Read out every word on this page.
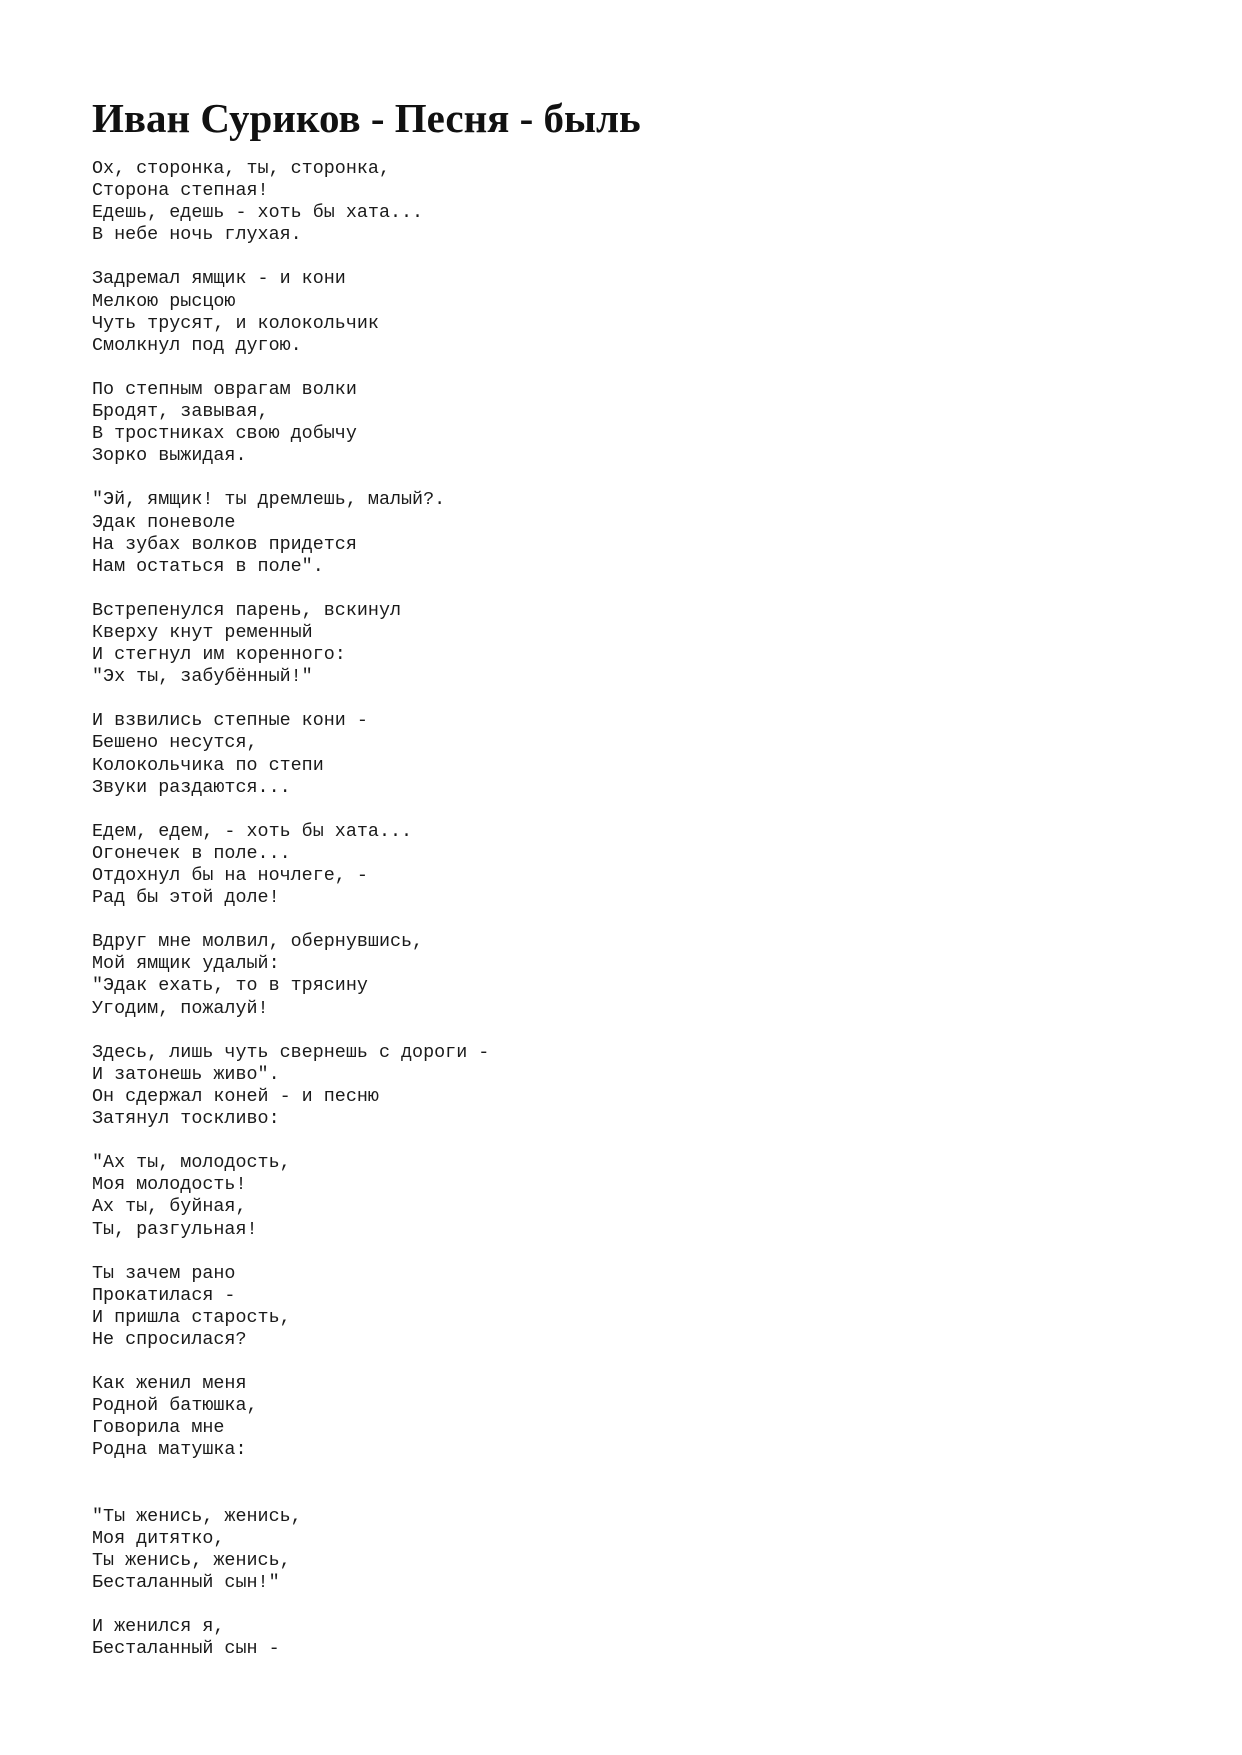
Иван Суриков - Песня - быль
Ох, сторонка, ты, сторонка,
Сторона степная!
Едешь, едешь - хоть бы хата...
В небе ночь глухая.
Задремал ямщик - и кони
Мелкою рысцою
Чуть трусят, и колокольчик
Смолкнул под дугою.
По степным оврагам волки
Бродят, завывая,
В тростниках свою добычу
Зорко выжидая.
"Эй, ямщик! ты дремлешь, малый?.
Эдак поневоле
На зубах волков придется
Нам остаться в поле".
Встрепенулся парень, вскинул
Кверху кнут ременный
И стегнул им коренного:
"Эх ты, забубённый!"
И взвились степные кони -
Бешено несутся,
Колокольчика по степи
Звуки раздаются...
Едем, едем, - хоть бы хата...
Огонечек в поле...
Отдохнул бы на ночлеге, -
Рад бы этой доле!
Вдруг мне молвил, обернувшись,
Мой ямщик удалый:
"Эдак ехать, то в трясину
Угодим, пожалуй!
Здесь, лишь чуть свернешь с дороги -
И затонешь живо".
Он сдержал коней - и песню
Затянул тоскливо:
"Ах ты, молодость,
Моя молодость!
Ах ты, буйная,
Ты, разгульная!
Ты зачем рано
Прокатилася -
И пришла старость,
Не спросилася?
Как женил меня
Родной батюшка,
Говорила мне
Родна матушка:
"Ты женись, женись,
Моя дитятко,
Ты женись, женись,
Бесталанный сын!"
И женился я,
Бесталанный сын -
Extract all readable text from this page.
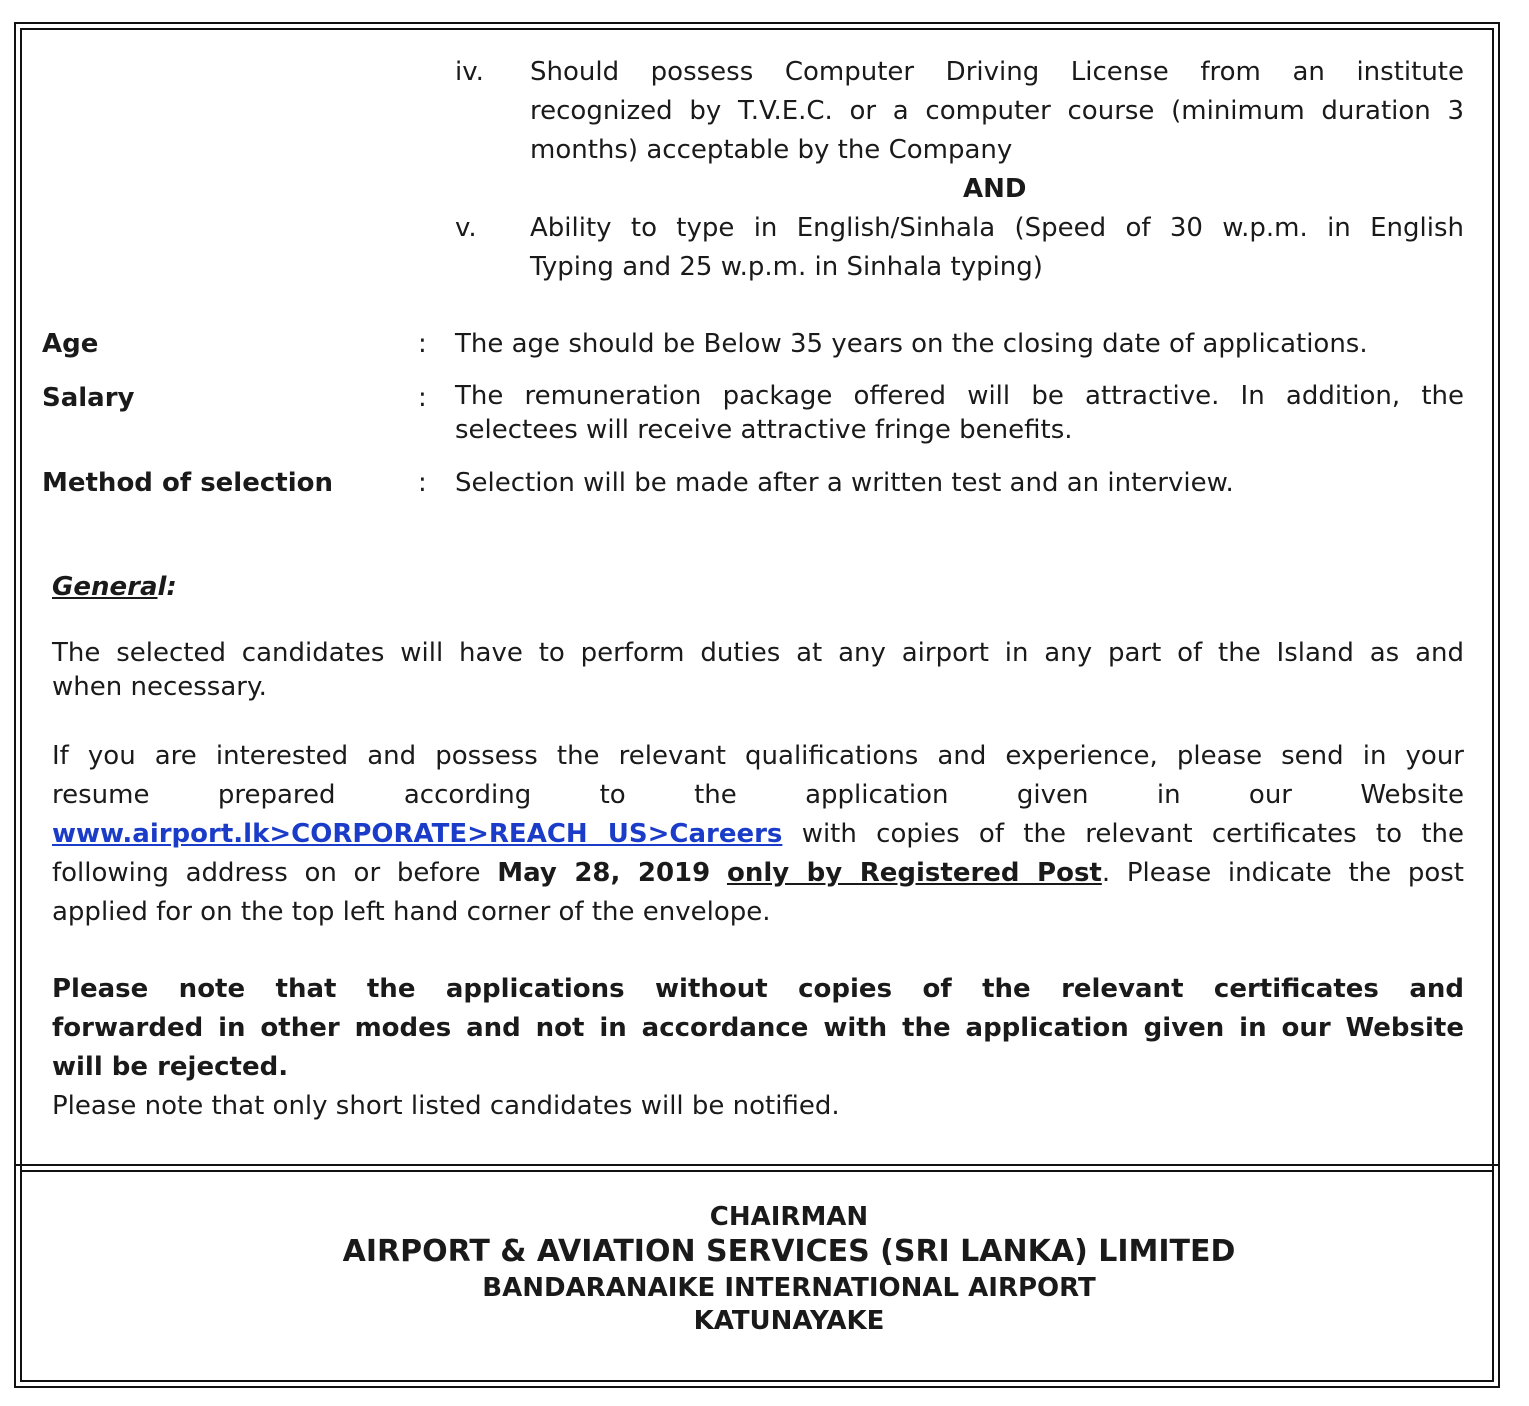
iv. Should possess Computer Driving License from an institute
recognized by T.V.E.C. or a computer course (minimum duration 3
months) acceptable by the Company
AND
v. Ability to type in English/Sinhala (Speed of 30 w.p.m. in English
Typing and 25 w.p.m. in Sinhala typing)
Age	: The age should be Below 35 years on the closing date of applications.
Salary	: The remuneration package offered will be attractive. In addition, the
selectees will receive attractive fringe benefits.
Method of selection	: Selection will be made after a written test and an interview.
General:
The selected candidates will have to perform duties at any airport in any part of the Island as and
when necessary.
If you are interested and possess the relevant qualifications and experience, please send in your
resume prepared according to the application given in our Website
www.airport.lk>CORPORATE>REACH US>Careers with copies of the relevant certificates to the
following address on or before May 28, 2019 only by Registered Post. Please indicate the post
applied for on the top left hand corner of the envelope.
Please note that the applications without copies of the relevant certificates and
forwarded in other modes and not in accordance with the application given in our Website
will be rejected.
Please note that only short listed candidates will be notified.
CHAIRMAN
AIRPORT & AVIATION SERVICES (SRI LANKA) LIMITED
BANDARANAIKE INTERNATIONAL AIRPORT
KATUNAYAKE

Requirement
Write out every line of the entries that holds the word "applications".

Exercise answer
Age	: The age should be Below 35 years on the closing date of applications.
Please note that the applications without copies of the relevant certificates and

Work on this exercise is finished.